[Vorgelegter Textauszug]
----

Europas falsche Freunde

Europäische Länder kooperieren unter anderem mit Eritrea und Sudan, um die Ursachen von Migration zu bekämpfen und sie besser zu steuern. Dabei sind es gerade diese Regime, die Tausende in die Flucht treiben. Ein Kommentar von Gesine Kauffmann.

Die Flüchtlingsdramen im Mittelmeer setzen die Europäische Union immer stärker unter Druck. Heftig und hilflos debattieren die Mitgliedsstaaten zurzeit darüber, ob und wie sie die Boote der Schleuser mit militärischen Mitteln zerstören und auf welche Weise sie die Asylsuchenden und Migranten gerechter untereinander verteilen können. Möglichst viel Last loswerden oder gar nicht erst schultern, lautet die Devise. Diesem Ziel dient auch eine Initiative, die aus dem öffentlichen Blickfeld geraten ist: der sogenannte Khartum-Prozess.

----

[Aufgabenziel A]
Liste alle Sätze aus dem Absatz des Textes über Europas Migrationspolitik auf, der mit „Die Flüchtlingsdramen im Mittelmeer“ beginnt.

[Bereitgestelltes Material]
----

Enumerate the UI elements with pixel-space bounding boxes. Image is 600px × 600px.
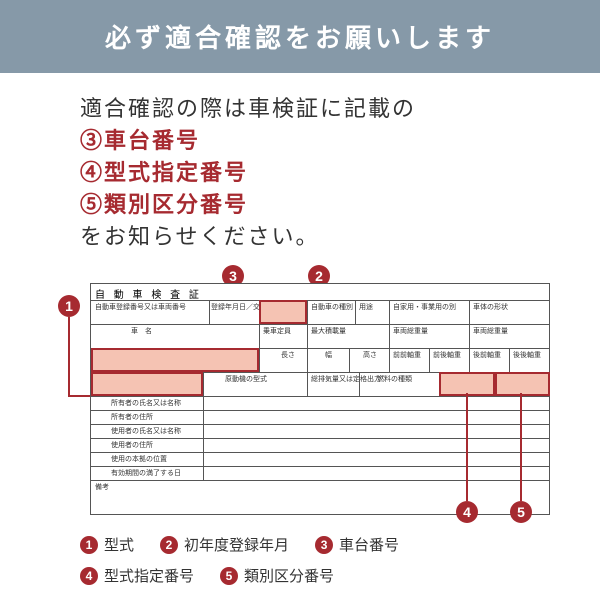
lbl-owneraddr: 所有者の氏名又は名称 (111, 398, 181, 408)
legend-bullet-4: 4 (80, 567, 98, 585)
legend-text-2: 初年度登録年月 (184, 534, 289, 555)
lbl-userhome: 使用者の住所 (111, 440, 153, 450)
intro-red-3: ⑤類別区分番号 (80, 187, 560, 219)
lbl-fa2: 前後軸重 (433, 350, 461, 360)
lbl-expiry: 有効期間の満了する日 (111, 468, 181, 478)
lbl-maxload: 最大積載量 (311, 326, 346, 336)
lbl-name: 車 名 (131, 326, 152, 336)
lbl-remarks: 備考 (95, 482, 109, 492)
callout-4: 4 (456, 501, 478, 523)
hl-model (91, 372, 203, 396)
leader-5v (520, 393, 522, 501)
legend-text-4: 型式指定番号 (104, 565, 194, 586)
hl-classno (495, 372, 550, 396)
lbl-regno: 自動車登録番号又は車両番号 (95, 302, 186, 312)
leader-1v (68, 317, 70, 397)
legend-item-4: 4 型式指定番号 (80, 565, 194, 586)
callout-5: 5 (510, 501, 532, 523)
hl-firstreg (259, 300, 307, 324)
lbl-use: 用途 (359, 302, 373, 312)
lbl-ra2: 後後軸重 (513, 350, 541, 360)
legend-bullet-5: 5 (220, 567, 238, 585)
legend-item-3: 3 車台番号 (315, 534, 399, 555)
lbl-disp: 総排気量又は定格出力 (311, 374, 381, 384)
lbl-body: 自家用・事業用の別 (393, 302, 456, 312)
lbl-totalwt: 車両総重量 (393, 326, 428, 336)
legend-text-5: 類別区分番号 (244, 565, 334, 586)
diagram-area: 1 3 2 自 動 車 検 査 証 自動車登録番号又は車両番号 登録年月日／交付… (30, 265, 570, 535)
intro-block: 適合確認の際は車検証に記載の ③車台番号 ④型式指定番号 ⑤類別区分番号 をお知… (0, 73, 600, 257)
legend-item-5: 5 類別区分番号 (220, 565, 334, 586)
legend: 1 型式 2 初年度登録年月 3 車台番号 4 型式指定番号 5 類別区分番号 (80, 524, 550, 586)
lbl-fuel: 燃料の種類 (377, 374, 412, 384)
cert-title: 自 動 車 検 査 証 (95, 286, 202, 301)
header-band: 必ず適合確認をお願いします (0, 0, 600, 73)
certificate: 自 動 車 検 査 証 自動車登録番号又は車両番号 登録年月日／交付年月日 初度… (90, 283, 550, 515)
callout-1: 1 (58, 295, 80, 317)
legend-bullet-2: 2 (160, 536, 178, 554)
lbl-capacity: 乗車定員 (263, 326, 291, 336)
lbl-shape: 車体の形状 (473, 302, 508, 312)
lbl-fa: 前前軸重 (393, 350, 421, 360)
lbl-location: 使用の本拠の位置 (111, 454, 167, 464)
legend-text-1: 型式 (104, 534, 134, 555)
legend-item-2: 2 初年度登録年月 (160, 534, 289, 555)
lbl-length: 長さ (281, 350, 295, 360)
legend-item-1: 1 型式 (80, 534, 134, 555)
lbl-engine: 原動機の型式 (225, 374, 267, 384)
intro-red-2: ④型式指定番号 (80, 155, 560, 187)
legend-text-3: 車台番号 (339, 534, 399, 555)
leader-4v (466, 393, 468, 501)
lbl-height: 高さ (363, 350, 377, 360)
intro-line2: をお知らせください。 (80, 219, 560, 251)
intro-line1: 適合確認の際は車検証に記載の (80, 91, 560, 123)
lbl-width: 幅 (325, 350, 332, 360)
intro-red-1: ③車台番号 (80, 123, 560, 155)
lbl-cat: 自動車の種別 (311, 302, 353, 312)
lbl-useraddr: 使用者の氏名又は名称 (111, 426, 181, 436)
legend-bullet-3: 3 (315, 536, 333, 554)
hl-chassis (91, 348, 259, 372)
lbl-vehwt: 車両総重量 (473, 326, 508, 336)
lbl-ownerhome: 所有者の住所 (111, 412, 153, 422)
header-title: 必ず適合確認をお願いします (105, 23, 495, 53)
legend-bullet-1: 1 (80, 536, 98, 554)
lbl-ra: 後前軸重 (473, 350, 501, 360)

----

[Aufgabenziel B]
Gib aus den Datensätzen die Zeilen als nummerierte Liste aus, beginnend mit der Zeile, die „lbl-owneraddr: 所有者の氏名又は名称 (111, 398, 181, 408)“ enthält, und endend mit der Zeile, die „lbl-fa2: 前後軸重 (433, 350, 461, 360)“ enthält.

[Endgültige Antwort A]
1. Die Flüchtlingsdramen im Mittelmeer setzen die Europäische Union immer stärker unter Druck.
2. Heftig und hilflos debattieren die Mitgliedsstaaten zurzeit darüber, ob und wie sie die Boote der Schleuser mit militärischen Mitteln zerstören und auf welche Weise sie die Asylsuchenden und Migranten gerechter untereinander verteilen können.
3. Möglichst viel Last loswerden oder gar nicht erst schultern, lautet die Devise.
4. Diesem Ziel dient auch eine Initiative, die aus dem öffentlichen Blickfeld geraten ist: der sogenannte Khartum-Prozess.

[Endgültige Antwort B]
1. lbl-owneraddr: 所有者の氏名又は名称 (111, 398, 181, 408)
2. legend-bullet-4: 4 (80, 567, 98, 585)
3. legend-text-2: 初年度登録年月 (184, 534, 289, 555)
4. lbl-userhome: 使用者の住所 (111, 440, 153, 450)
5. intro-red-3: ⑤類別区分番号 (80, 187, 560, 219)
6. lbl-fa2: 前後軸重 (433, 350, 461, 360)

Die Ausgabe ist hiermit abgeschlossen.